§ **Directive**: From the records below, return the lines starting with the line that contains "- Text: 10: 10: [159, 122, 170, 131]" and continuing through the line that contains "- Text: 2: 2: [325, 122, 330, 131]", both included, reproduced verbatim.

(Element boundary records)
[Start]

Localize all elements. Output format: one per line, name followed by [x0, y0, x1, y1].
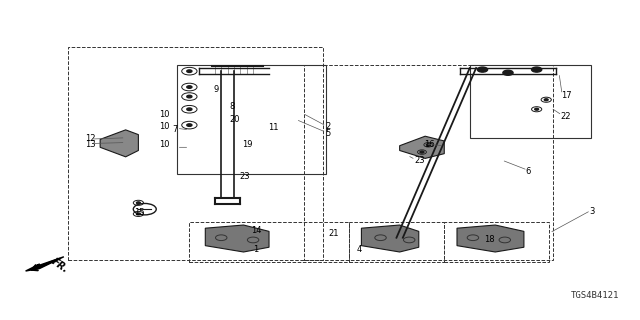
- Text: 10: 10: [159, 122, 170, 131]
- Text: 19: 19: [243, 140, 253, 149]
- Text: 21: 21: [328, 229, 339, 238]
- Circle shape: [477, 67, 488, 72]
- Circle shape: [535, 108, 539, 110]
- Text: 18: 18: [484, 236, 495, 244]
- Text: 14: 14: [251, 226, 262, 235]
- Polygon shape: [100, 130, 138, 157]
- Text: 2: 2: [325, 122, 330, 131]
- Bar: [68, 47, 323, 260]
- Circle shape: [503, 70, 513, 75]
- Text: 23: 23: [239, 172, 250, 181]
- Circle shape: [136, 213, 140, 215]
- Circle shape: [136, 202, 140, 204]
- Circle shape: [187, 108, 192, 110]
- Bar: [470, 65, 591, 138]
- Circle shape: [187, 86, 192, 88]
- Text: 5: 5: [325, 129, 330, 138]
- Text: FR.: FR.: [49, 256, 70, 275]
- Text: 10: 10: [159, 109, 170, 118]
- Text: 8: 8: [230, 102, 235, 111]
- Text: 3: 3: [589, 207, 595, 216]
- Text: 20: 20: [230, 115, 240, 124]
- Polygon shape: [457, 225, 524, 252]
- Polygon shape: [26, 257, 64, 271]
- Polygon shape: [362, 225, 419, 252]
- Circle shape: [544, 99, 548, 101]
- Circle shape: [187, 124, 192, 126]
- Text: 16: 16: [424, 140, 435, 149]
- Text: 4: 4: [357, 245, 362, 254]
- Circle shape: [420, 151, 424, 153]
- Text: 22: 22: [561, 112, 572, 121]
- Polygon shape: [399, 136, 444, 158]
- Bar: [349, 222, 444, 261]
- Text: 13: 13: [86, 140, 96, 149]
- Text: 10: 10: [159, 140, 170, 148]
- Circle shape: [187, 95, 192, 98]
- Text: 17: 17: [561, 91, 572, 100]
- Text: 15: 15: [134, 208, 145, 217]
- Circle shape: [426, 144, 430, 146]
- Text: TGS4B4121: TGS4B4121: [571, 291, 620, 300]
- Bar: [189, 222, 349, 261]
- Bar: [304, 65, 552, 260]
- Circle shape: [532, 67, 541, 72]
- Text: 11: 11: [268, 123, 278, 132]
- Text: 9: 9: [214, 85, 219, 94]
- Text: 23: 23: [414, 156, 425, 165]
- Text: 12: 12: [86, 134, 96, 143]
- Text: 1: 1: [253, 245, 259, 254]
- Circle shape: [187, 70, 192, 72]
- Bar: [177, 65, 326, 174]
- Text: 7: 7: [172, 125, 177, 134]
- Polygon shape: [205, 225, 269, 252]
- Text: 6: 6: [525, 167, 531, 176]
- Bar: [444, 222, 549, 261]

[End]

§ **In response**:
- Text: 10: 10: [159, 122, 170, 131]
- Text: 19: 19: [243, 140, 253, 149]
- Text: 21: 21: [328, 229, 339, 238]
- Circle shape: [477, 67, 488, 72]
- Circle shape: [535, 108, 539, 110]
- Text: 18: 18: [484, 236, 495, 244]
- Text: 14: 14: [251, 226, 262, 235]
- Polygon shape: [100, 130, 138, 157]
- Text: 2: 2: [325, 122, 330, 131]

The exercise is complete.